▶ TASK OBJECTIVE: Find the lines below that contain the string "balls". Copy each one.

Data entries

%%

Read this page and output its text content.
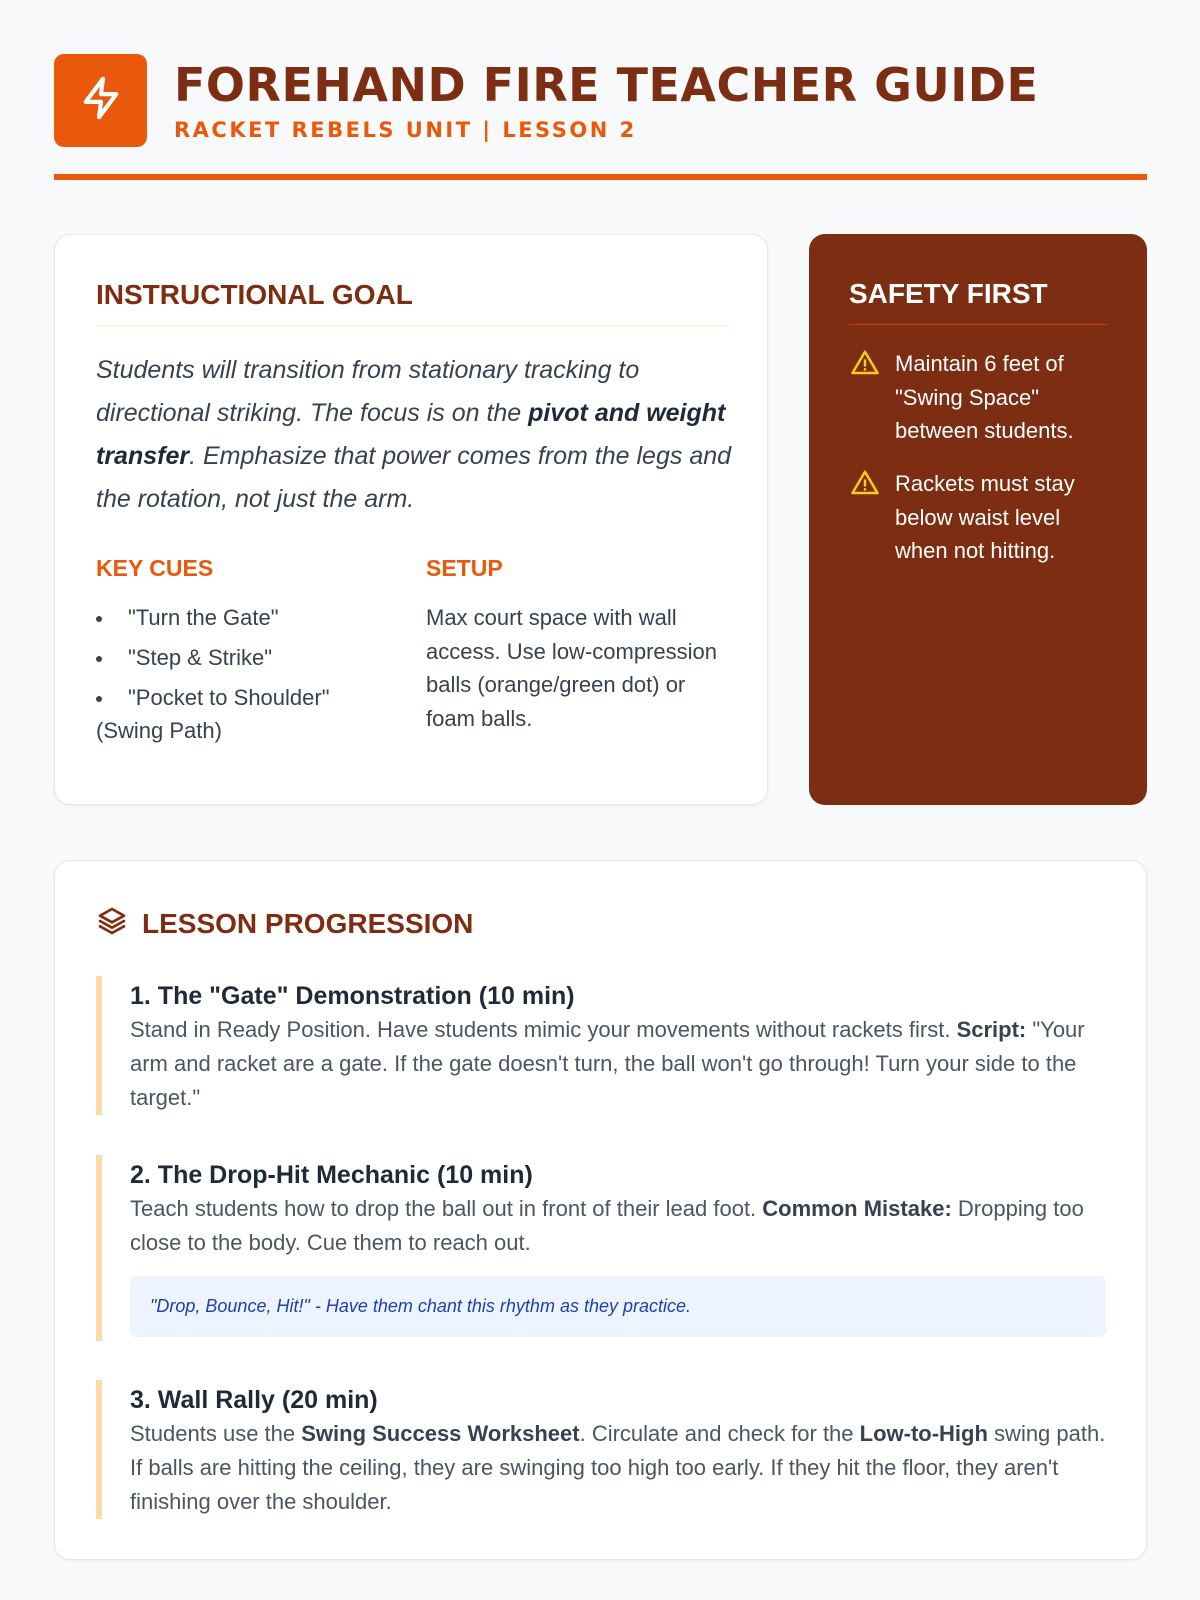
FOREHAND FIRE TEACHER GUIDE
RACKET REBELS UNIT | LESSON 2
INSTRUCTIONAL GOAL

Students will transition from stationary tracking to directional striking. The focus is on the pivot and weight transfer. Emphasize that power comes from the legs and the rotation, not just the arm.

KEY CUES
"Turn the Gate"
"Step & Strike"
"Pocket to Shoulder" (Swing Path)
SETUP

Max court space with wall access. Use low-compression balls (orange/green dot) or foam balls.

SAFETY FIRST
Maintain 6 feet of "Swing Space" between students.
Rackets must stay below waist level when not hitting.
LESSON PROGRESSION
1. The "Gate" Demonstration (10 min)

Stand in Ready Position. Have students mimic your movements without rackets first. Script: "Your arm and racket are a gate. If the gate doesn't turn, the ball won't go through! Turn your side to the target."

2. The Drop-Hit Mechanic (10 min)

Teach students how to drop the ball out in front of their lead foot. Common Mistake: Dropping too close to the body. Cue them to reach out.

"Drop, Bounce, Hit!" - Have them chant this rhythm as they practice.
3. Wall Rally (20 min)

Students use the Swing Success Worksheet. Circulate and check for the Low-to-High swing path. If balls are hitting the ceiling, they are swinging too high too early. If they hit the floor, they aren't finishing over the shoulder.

%%
%%

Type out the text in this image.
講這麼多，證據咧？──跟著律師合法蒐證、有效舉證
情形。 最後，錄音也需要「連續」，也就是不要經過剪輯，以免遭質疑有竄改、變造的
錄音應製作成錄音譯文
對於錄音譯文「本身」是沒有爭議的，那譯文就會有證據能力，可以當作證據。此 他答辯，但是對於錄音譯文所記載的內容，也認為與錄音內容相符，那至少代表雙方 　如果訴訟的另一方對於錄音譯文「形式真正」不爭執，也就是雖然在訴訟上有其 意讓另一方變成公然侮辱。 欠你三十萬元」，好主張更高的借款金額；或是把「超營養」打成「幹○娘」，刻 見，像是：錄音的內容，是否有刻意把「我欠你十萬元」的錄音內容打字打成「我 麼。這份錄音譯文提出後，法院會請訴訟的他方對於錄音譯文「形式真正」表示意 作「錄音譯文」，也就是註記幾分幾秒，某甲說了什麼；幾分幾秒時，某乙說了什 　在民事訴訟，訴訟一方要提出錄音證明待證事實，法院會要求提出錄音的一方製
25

%%

▶ WRITTEN SOLUTION:
Max court space with wall access. Use low-compression balls (orange/green dot) or foam balls.
Students use the Swing Success Worksheet. Circulate and check for the Low-to-High swing path. If balls are hitting the ceiling, they are swinging too high too early. If they hit the floor, they aren't finishing over the shoulder.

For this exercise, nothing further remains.